• _What you are asked to do_: Take every line that has the string "размеры" and copy it out.

- - -

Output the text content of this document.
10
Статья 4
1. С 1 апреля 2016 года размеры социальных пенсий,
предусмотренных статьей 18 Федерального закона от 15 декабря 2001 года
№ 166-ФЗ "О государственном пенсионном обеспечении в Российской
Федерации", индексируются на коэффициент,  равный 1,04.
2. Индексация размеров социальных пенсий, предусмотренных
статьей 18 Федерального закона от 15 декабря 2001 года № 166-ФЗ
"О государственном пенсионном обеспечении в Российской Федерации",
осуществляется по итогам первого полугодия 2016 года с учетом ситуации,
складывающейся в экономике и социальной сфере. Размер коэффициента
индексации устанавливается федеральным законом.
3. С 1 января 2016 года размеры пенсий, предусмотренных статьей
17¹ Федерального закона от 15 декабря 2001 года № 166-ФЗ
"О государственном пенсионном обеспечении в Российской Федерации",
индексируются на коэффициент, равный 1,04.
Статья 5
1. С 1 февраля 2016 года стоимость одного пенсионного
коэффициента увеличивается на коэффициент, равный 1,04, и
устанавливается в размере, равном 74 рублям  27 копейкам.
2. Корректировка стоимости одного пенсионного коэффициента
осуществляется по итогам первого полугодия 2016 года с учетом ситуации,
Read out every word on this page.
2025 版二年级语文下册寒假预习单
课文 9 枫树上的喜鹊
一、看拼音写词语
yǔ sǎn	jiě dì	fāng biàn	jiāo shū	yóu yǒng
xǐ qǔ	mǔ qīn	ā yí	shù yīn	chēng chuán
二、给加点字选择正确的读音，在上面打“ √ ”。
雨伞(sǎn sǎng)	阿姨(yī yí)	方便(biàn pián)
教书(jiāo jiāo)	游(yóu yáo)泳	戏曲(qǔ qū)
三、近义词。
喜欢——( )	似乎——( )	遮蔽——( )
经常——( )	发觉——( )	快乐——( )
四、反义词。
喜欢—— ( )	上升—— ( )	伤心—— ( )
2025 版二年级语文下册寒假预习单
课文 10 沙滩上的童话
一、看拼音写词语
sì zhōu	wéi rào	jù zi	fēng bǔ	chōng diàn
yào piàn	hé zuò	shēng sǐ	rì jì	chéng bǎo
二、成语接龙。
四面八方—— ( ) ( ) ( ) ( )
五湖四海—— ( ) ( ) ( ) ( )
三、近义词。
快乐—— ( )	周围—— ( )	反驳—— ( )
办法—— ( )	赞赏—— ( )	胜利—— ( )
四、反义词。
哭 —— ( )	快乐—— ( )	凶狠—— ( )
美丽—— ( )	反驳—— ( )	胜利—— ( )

- - -

• _Result for this task_:
1. С 1 апреля 2016 года размеры социальных пенсий,
3. С 1 января 2016 года размеры пенсий, предусмотренных статьей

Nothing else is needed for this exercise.